> **Exercise directions**
Rewrite the stretch from the line containing "Segment this screenshot: for" through the line containing "callout: [123, 21, 147, 28]", replacing "Maximum Value" with "Peak Value" and keeping everything else the same. Leave out the pictures.

## Start Records for processing

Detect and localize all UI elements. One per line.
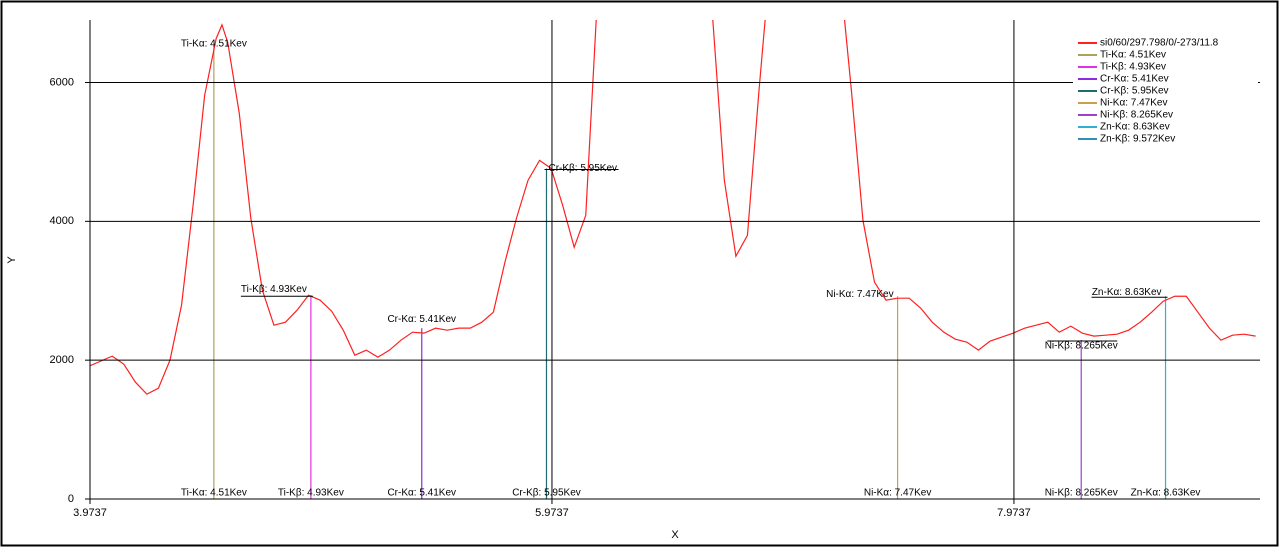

## End Records for processing
## Start Records for processing

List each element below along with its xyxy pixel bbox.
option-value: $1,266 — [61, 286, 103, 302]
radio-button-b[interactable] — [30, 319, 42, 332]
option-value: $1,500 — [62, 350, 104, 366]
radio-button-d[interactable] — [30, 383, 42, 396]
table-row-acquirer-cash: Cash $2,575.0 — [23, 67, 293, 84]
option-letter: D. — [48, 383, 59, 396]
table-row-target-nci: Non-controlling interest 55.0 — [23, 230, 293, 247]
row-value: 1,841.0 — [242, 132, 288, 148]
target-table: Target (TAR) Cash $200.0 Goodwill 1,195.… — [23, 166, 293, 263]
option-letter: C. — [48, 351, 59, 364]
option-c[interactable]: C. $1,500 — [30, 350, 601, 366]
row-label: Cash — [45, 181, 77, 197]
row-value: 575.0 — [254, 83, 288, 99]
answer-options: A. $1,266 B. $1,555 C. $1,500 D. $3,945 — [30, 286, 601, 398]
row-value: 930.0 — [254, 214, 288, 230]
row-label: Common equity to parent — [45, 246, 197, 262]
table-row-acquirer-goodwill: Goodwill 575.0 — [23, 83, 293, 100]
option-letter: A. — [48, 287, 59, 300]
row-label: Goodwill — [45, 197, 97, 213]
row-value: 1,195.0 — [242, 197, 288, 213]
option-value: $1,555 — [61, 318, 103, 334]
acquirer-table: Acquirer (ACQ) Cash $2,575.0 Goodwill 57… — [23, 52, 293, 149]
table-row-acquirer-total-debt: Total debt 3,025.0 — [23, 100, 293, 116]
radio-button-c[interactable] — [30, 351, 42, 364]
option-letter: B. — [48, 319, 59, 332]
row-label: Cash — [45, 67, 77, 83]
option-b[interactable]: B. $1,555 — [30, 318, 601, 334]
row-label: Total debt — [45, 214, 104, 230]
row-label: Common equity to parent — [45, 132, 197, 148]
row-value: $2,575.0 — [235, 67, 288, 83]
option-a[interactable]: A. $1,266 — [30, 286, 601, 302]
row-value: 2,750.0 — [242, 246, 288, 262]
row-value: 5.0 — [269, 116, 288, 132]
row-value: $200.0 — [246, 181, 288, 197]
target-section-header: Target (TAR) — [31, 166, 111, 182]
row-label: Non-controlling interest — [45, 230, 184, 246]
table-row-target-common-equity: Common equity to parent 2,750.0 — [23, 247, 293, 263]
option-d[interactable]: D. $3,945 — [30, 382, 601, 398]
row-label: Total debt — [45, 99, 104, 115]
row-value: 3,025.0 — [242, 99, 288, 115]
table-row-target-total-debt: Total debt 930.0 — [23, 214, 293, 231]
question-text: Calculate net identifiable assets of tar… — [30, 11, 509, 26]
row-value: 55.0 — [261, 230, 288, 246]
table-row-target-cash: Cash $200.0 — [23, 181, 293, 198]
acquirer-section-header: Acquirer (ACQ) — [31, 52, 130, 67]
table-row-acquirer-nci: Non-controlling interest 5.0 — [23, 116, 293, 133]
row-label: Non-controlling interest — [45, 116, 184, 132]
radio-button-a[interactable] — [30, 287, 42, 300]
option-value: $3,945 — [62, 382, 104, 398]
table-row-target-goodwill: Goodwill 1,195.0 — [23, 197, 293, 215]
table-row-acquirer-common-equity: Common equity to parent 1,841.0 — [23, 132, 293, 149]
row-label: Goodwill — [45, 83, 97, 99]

## End Records for processing
## Start Records for processing

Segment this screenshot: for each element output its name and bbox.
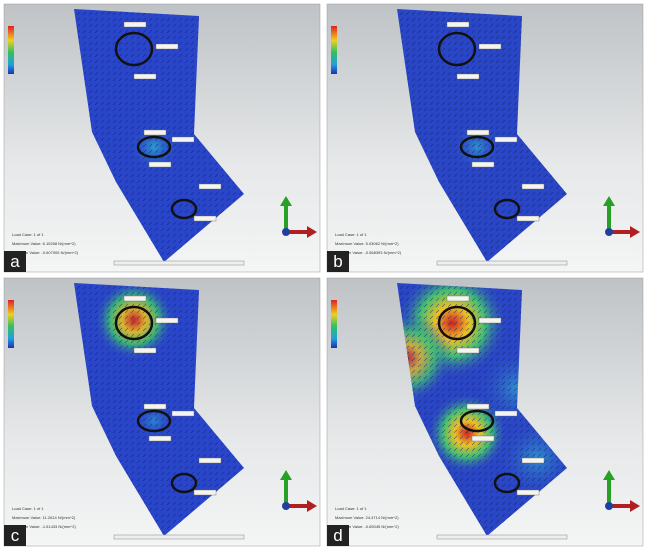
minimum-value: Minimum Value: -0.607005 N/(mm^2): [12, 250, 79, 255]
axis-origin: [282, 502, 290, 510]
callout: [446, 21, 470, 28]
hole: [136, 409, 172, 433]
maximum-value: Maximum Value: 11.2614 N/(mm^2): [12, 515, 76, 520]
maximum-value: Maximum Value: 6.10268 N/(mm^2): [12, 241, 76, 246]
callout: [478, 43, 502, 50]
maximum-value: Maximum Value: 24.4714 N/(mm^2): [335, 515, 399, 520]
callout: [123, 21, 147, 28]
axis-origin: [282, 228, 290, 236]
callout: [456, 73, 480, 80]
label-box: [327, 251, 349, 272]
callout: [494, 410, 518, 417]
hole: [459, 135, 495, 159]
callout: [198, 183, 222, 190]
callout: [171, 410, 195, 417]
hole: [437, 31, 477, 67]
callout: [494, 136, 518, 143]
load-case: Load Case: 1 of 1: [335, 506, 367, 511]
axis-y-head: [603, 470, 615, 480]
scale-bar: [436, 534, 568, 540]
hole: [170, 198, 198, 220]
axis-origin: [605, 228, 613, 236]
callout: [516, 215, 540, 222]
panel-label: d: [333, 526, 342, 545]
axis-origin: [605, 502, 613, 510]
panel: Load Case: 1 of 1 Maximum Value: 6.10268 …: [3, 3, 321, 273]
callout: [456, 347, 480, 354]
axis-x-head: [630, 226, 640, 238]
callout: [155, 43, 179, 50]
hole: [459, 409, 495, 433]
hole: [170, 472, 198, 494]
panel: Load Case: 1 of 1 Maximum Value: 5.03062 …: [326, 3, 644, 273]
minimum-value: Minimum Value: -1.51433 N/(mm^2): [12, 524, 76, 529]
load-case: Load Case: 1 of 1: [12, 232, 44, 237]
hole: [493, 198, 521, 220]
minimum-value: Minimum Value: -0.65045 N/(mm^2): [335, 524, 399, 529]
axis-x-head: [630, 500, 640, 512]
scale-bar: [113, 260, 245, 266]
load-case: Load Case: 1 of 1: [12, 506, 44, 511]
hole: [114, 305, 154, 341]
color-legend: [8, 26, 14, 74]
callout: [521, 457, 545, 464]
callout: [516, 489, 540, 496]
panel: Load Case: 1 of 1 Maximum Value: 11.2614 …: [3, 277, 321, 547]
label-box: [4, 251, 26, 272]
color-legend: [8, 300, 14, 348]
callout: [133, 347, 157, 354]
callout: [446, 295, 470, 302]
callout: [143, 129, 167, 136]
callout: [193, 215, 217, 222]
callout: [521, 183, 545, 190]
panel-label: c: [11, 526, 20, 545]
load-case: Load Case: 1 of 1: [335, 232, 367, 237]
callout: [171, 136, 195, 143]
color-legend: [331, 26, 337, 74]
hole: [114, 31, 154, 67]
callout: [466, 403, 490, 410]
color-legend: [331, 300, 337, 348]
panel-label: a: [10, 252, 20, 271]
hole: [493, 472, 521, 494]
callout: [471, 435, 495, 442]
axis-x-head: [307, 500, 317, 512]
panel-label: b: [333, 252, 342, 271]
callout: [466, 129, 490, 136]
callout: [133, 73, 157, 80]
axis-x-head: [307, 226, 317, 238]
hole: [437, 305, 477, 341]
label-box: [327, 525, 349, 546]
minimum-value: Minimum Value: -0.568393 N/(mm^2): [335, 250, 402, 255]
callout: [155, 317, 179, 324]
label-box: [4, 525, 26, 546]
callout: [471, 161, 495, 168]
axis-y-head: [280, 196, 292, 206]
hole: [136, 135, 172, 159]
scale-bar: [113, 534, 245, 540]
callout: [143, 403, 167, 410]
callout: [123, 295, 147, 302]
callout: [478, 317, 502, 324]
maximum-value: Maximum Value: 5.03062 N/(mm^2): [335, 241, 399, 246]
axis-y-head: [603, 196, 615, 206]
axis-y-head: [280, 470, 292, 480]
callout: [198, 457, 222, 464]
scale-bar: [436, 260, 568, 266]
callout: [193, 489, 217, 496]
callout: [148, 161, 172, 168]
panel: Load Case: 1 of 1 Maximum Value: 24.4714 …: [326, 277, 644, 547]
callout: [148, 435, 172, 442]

## End Records for processing

> **Written solution**
Segment this screenshot: for each element output its name and bbox.
minimum-value: Minimum Value: -0.607005 N/(mm^2): [12, 250, 79, 255]
axis-origin: [282, 502, 290, 510]
callout: [446, 21, 470, 28]
hole: [136, 409, 172, 433]
maximum-value: Peak Value: 11.2614 N/(mm^2): [12, 515, 76, 520]
maximum-value: Peak Value: 6.10268 N/(mm^2): [12, 241, 76, 246]
callout: [478, 43, 502, 50]
maximum-value: Peak Value: 24.4714 N/(mm^2): [335, 515, 399, 520]
callout: [123, 21, 147, 28]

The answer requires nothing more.